### Exercise goal
Below are some entries. Work out how many of their lines hold the word "layout", and write that number alone.
— Start —
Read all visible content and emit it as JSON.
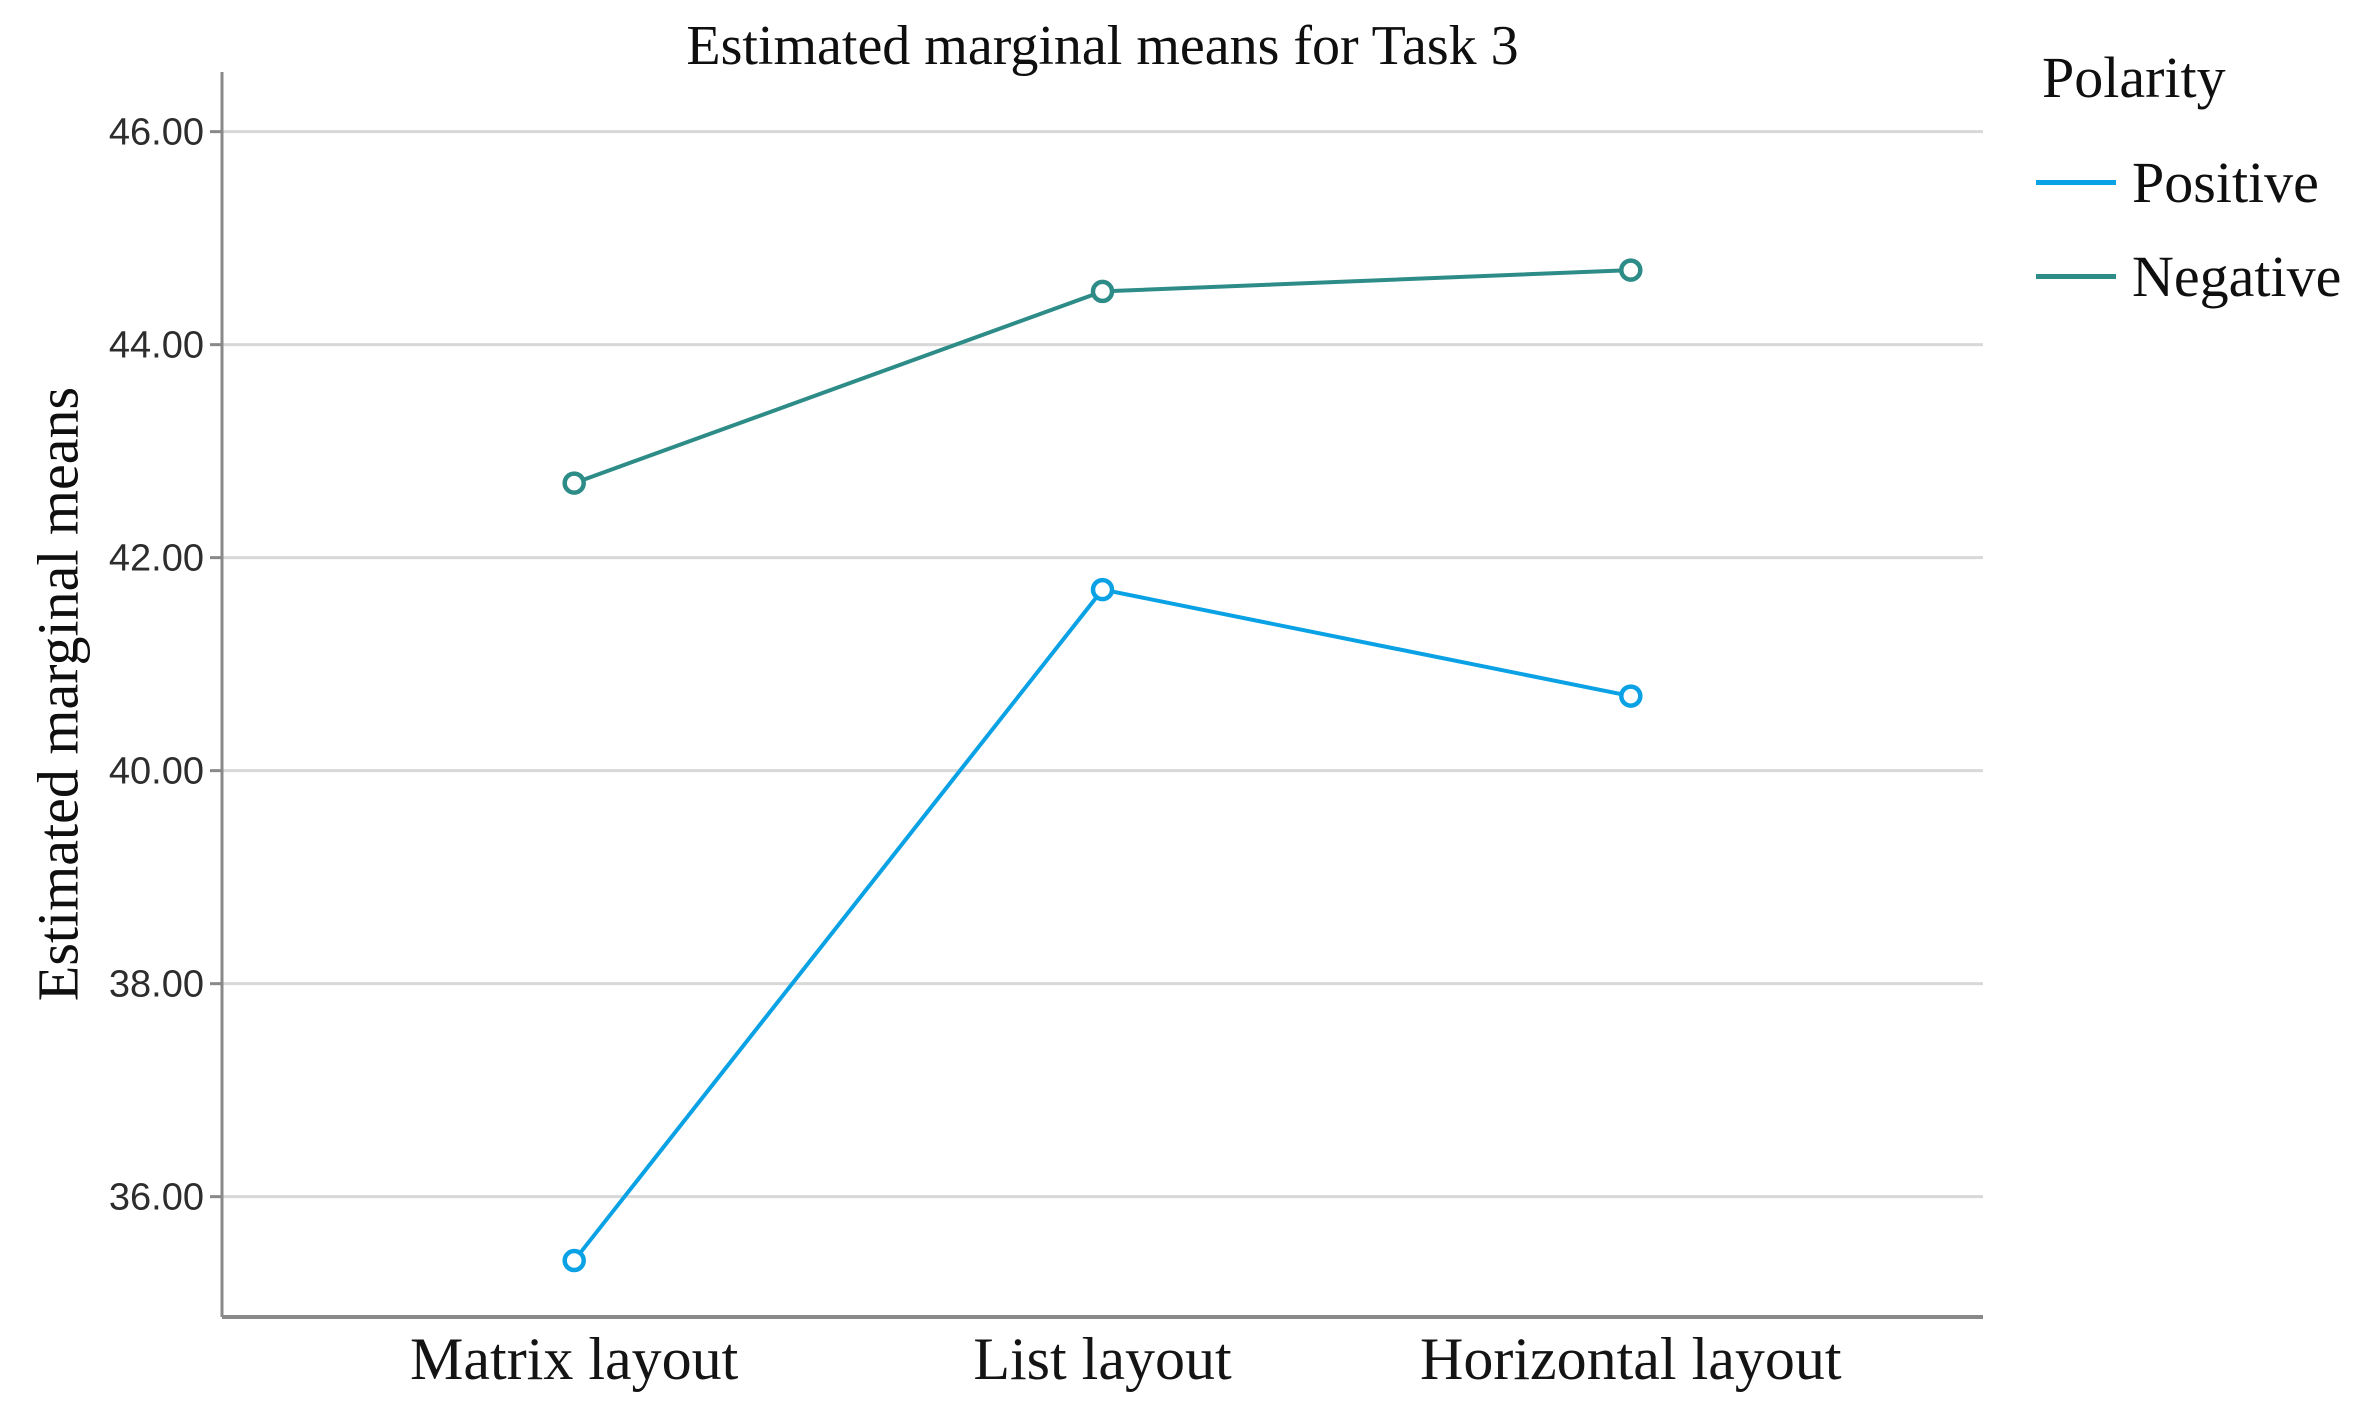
{
  "page": {
    "background": "#ffffff"
  },
  "chart_data": {
    "type": "line",
    "title": "Estimated marginal means for Task 3",
    "ylabel": "Estimated marginal means",
    "xlabel": "",
    "categories": [
      "Matrix layout",
      "List layout",
      "Horizontal layout"
    ],
    "series": [
      {
        "name": "Positive",
        "color": "#0aa2e4",
        "values": [
          35.4,
          41.7,
          40.7
        ]
      },
      {
        "name": "Negative",
        "color": "#2d8c87",
        "values": [
          42.7,
          44.5,
          44.7
        ]
      }
    ],
    "legend": {
      "title": "Polarity",
      "position": "top-right"
    },
    "ylim": [
      34.87,
      46.56
    ],
    "yticks": [
      36,
      38,
      40,
      42,
      44,
      46
    ],
    "ytick_labels": [
      "36.00",
      "38.00",
      "40.00",
      "42.00",
      "44.00",
      "46.00"
    ],
    "grid": "horizontal",
    "marker": "open-circle",
    "axis_color": "#898989",
    "grid_color": "#d8d8d8"
  }
}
— End —
### Exercise response
3